* Problem description
Search the records for the word "vorticity" and report each line that has it.

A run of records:

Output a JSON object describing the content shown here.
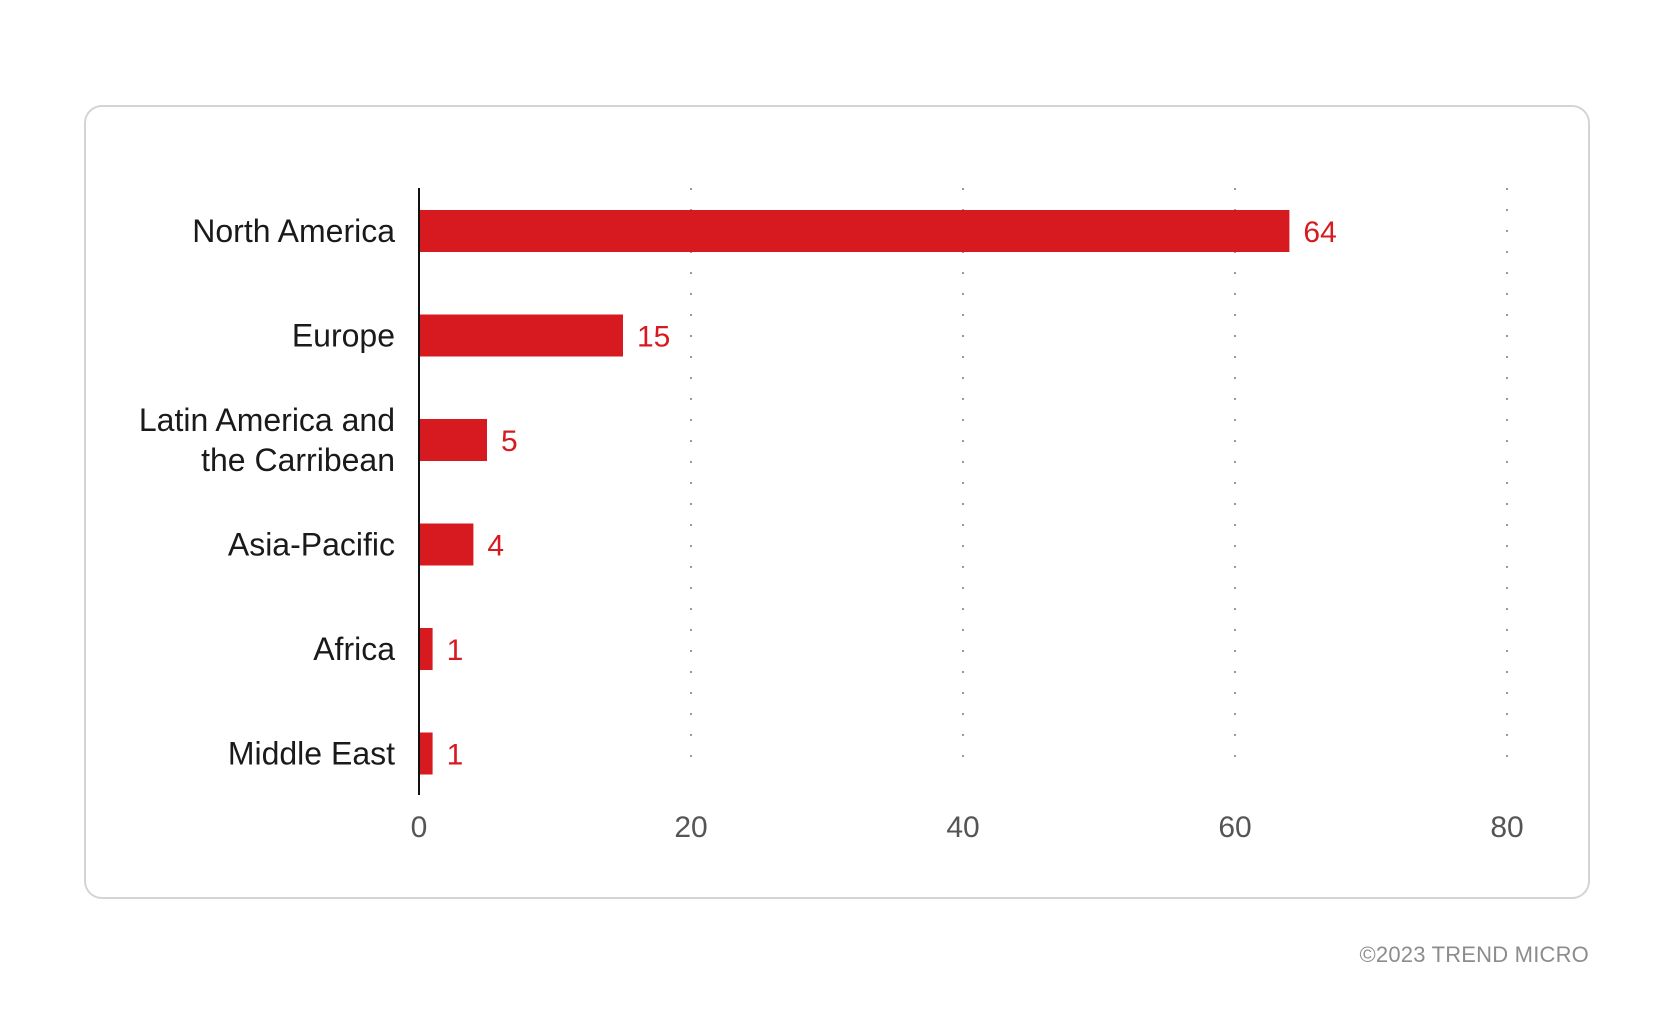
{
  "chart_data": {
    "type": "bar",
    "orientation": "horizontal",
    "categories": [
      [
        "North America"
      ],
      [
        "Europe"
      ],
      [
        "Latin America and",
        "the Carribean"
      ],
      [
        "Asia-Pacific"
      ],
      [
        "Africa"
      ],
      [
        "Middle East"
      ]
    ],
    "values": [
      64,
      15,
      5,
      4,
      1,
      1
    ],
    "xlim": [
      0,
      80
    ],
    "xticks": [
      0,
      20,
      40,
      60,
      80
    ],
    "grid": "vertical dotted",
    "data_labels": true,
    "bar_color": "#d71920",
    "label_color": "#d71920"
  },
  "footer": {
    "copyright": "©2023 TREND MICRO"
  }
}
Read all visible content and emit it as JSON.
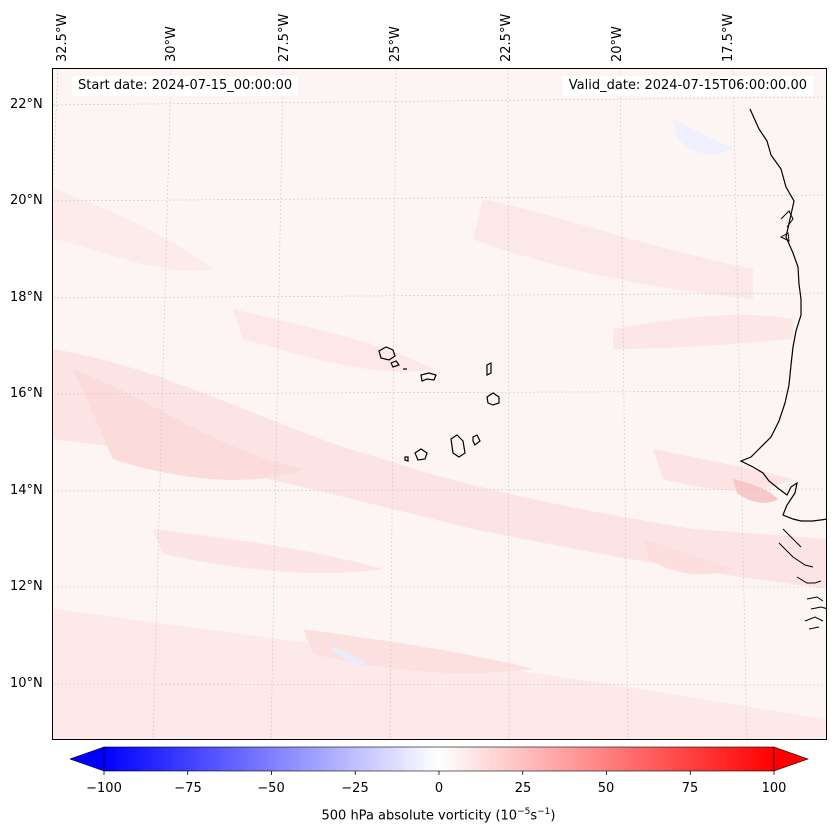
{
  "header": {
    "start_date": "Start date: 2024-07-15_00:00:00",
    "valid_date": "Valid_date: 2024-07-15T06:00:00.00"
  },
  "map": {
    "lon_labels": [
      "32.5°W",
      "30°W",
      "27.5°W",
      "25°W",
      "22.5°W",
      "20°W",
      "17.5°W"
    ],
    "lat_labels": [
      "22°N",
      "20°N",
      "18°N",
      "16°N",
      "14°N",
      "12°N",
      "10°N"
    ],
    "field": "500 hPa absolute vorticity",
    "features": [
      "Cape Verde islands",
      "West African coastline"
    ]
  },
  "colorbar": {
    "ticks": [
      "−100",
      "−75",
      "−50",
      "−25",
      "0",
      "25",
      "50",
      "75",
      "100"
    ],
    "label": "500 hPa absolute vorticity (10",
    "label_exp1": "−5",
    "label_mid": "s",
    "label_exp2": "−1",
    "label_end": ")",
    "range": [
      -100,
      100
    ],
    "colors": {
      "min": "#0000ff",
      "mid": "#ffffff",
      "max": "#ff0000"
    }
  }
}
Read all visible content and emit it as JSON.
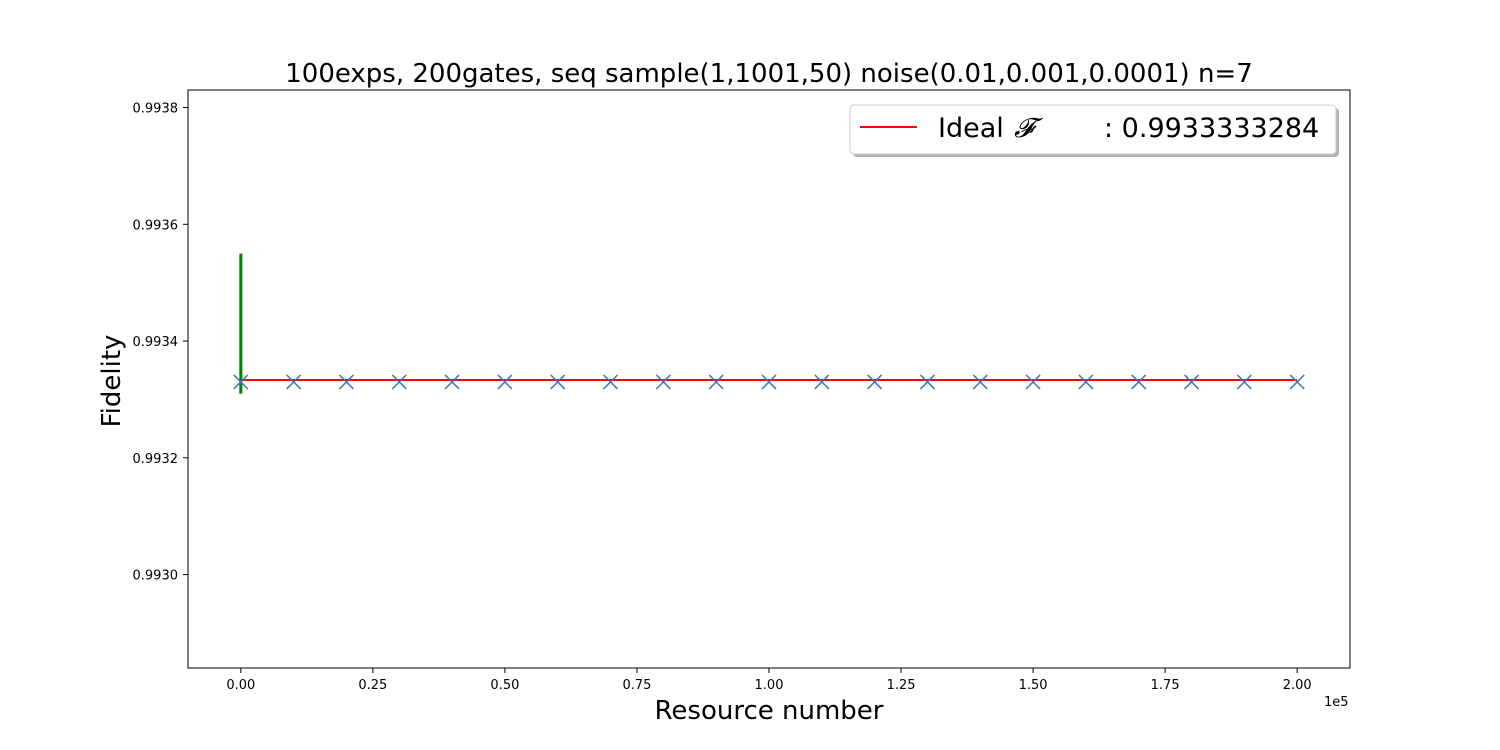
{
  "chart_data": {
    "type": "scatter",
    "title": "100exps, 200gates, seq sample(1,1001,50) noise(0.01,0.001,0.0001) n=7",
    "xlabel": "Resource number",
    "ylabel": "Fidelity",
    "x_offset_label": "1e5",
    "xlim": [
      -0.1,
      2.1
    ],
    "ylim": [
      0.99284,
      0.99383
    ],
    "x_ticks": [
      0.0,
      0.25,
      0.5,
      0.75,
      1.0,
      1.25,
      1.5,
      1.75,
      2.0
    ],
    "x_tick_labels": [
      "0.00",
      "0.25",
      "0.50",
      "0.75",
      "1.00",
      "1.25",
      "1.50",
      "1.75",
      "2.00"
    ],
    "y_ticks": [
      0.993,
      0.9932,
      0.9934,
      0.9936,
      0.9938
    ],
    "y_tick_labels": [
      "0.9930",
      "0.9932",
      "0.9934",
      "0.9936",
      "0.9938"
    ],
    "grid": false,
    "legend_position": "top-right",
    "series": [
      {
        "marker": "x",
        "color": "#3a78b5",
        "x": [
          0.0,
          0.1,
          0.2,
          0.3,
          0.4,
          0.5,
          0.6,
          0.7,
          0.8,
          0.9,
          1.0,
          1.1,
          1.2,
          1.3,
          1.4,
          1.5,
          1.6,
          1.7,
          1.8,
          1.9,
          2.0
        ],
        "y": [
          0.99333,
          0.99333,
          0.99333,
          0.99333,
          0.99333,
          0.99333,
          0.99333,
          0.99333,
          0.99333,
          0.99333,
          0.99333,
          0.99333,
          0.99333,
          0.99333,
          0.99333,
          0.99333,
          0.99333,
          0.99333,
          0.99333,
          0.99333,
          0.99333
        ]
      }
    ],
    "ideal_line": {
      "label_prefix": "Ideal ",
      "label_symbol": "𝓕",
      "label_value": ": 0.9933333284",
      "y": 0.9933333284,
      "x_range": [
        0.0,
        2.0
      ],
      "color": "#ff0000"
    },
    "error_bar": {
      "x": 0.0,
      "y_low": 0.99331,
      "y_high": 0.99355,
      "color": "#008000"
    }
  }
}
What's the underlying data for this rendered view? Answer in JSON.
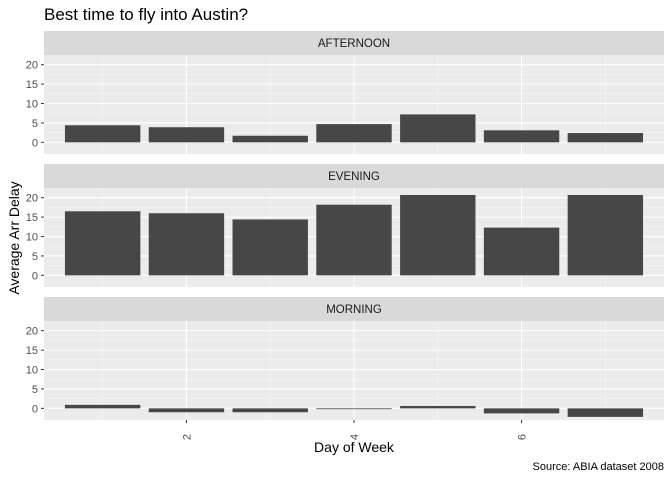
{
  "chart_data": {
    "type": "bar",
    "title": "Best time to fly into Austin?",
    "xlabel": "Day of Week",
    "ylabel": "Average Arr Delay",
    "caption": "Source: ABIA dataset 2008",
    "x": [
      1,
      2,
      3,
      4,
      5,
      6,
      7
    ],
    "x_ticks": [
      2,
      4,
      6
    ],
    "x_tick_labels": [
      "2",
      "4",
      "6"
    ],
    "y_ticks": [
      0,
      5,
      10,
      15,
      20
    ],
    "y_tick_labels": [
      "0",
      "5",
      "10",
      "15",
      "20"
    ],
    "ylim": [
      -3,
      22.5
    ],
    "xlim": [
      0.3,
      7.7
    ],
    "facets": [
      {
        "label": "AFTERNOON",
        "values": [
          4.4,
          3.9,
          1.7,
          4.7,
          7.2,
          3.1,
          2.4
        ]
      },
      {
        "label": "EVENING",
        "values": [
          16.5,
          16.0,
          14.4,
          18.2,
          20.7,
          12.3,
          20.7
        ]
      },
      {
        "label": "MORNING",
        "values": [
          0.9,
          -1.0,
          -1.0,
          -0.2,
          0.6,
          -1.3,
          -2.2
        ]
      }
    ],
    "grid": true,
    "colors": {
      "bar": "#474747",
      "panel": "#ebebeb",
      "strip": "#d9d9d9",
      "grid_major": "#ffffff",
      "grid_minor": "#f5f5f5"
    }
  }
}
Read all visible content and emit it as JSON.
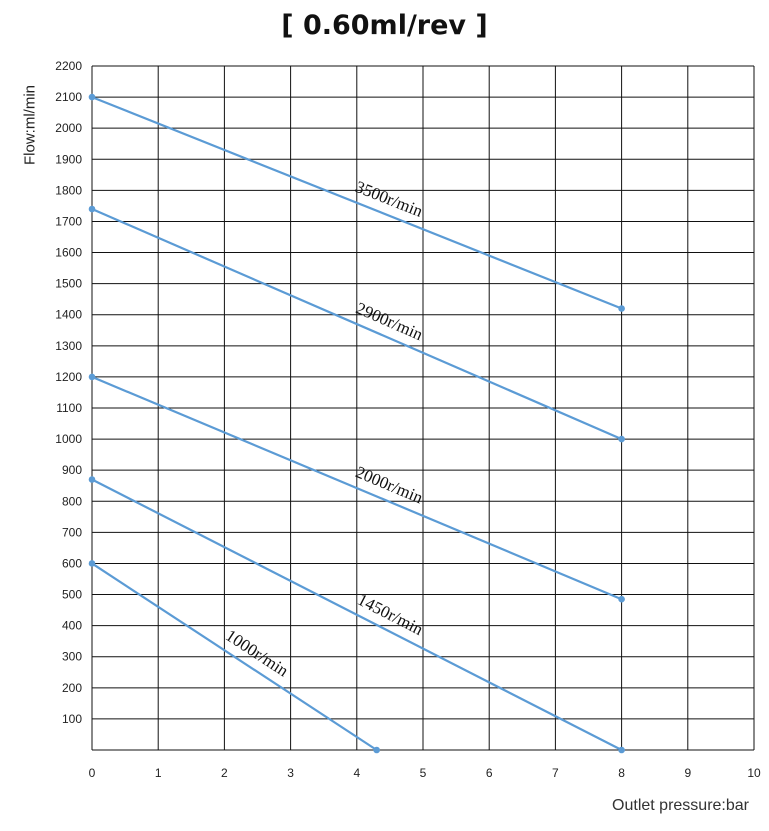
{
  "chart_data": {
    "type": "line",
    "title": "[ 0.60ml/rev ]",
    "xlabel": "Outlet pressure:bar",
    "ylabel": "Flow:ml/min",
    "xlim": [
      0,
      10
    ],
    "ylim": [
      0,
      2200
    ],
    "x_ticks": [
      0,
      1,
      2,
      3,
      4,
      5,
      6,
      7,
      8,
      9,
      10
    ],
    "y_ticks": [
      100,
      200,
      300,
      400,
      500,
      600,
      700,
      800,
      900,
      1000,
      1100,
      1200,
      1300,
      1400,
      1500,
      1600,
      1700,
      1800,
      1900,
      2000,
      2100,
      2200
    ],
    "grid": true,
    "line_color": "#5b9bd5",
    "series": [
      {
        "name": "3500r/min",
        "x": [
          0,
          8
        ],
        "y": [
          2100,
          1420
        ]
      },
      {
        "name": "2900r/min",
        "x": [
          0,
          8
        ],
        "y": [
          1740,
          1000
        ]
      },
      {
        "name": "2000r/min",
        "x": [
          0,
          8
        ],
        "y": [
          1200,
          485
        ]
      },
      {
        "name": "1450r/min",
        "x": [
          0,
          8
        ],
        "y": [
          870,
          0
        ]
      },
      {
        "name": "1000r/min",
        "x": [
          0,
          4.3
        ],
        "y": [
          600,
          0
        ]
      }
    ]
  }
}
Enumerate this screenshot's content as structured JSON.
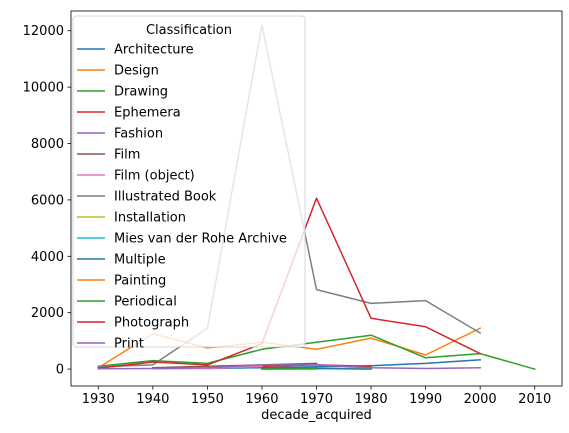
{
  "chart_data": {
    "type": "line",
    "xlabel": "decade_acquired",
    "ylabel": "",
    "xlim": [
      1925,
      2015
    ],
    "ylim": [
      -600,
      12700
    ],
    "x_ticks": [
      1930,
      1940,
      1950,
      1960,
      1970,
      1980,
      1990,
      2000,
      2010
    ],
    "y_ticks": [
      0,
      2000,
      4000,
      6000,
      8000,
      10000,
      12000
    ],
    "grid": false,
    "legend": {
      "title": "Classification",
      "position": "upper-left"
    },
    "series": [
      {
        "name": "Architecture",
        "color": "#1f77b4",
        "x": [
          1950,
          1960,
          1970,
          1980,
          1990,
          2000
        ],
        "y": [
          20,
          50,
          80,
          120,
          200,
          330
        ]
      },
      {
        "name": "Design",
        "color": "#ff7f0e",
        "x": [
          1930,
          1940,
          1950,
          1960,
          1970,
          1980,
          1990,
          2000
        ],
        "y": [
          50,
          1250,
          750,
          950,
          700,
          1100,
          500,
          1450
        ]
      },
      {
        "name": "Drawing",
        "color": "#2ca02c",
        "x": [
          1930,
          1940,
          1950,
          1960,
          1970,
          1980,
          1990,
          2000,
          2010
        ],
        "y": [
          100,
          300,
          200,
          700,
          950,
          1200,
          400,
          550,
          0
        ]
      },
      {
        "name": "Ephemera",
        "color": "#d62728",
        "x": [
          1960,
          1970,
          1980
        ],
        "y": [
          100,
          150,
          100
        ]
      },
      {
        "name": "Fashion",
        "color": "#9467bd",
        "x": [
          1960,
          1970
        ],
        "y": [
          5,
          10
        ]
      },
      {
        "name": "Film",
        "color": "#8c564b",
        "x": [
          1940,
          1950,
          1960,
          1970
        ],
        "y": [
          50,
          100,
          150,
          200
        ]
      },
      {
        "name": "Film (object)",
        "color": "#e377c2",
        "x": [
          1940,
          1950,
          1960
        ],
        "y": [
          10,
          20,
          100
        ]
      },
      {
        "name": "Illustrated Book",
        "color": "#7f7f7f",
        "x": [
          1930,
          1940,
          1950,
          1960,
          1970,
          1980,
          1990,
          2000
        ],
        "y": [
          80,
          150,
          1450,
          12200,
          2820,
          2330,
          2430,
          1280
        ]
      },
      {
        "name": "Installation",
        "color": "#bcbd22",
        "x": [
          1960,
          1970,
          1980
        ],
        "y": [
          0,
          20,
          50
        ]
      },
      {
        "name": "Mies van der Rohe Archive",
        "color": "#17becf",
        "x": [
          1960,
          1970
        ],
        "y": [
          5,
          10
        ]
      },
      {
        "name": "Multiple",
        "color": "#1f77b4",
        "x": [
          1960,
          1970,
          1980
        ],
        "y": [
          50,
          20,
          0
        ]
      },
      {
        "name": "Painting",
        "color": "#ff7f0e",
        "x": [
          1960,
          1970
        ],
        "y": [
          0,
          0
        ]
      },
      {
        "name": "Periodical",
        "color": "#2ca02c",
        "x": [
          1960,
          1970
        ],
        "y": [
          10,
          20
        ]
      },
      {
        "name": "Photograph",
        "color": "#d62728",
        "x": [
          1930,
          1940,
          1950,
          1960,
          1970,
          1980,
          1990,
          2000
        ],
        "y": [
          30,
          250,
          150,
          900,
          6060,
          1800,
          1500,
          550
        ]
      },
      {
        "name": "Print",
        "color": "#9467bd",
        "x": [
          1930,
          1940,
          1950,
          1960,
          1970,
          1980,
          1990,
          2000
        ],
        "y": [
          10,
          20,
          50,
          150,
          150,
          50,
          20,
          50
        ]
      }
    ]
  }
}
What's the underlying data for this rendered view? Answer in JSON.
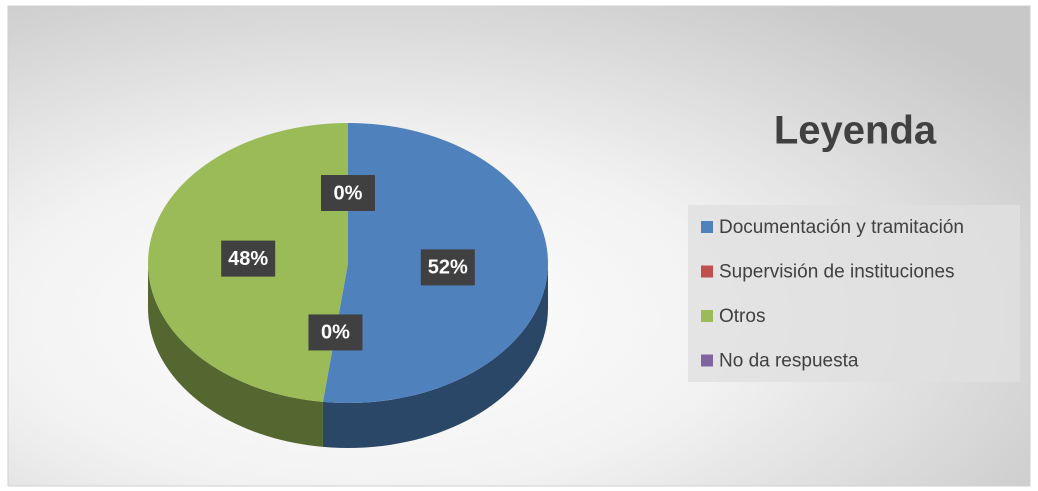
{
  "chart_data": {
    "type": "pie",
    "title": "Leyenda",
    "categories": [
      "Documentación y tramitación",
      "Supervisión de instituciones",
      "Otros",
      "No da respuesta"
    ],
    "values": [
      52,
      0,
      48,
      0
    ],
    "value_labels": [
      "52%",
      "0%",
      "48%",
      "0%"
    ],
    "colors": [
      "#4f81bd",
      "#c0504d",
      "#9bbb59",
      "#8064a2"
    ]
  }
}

* Solution for this exercise
    "field": "500 hPa absolute vorticity",
    "label": "500 hPa absolute vorticity (10",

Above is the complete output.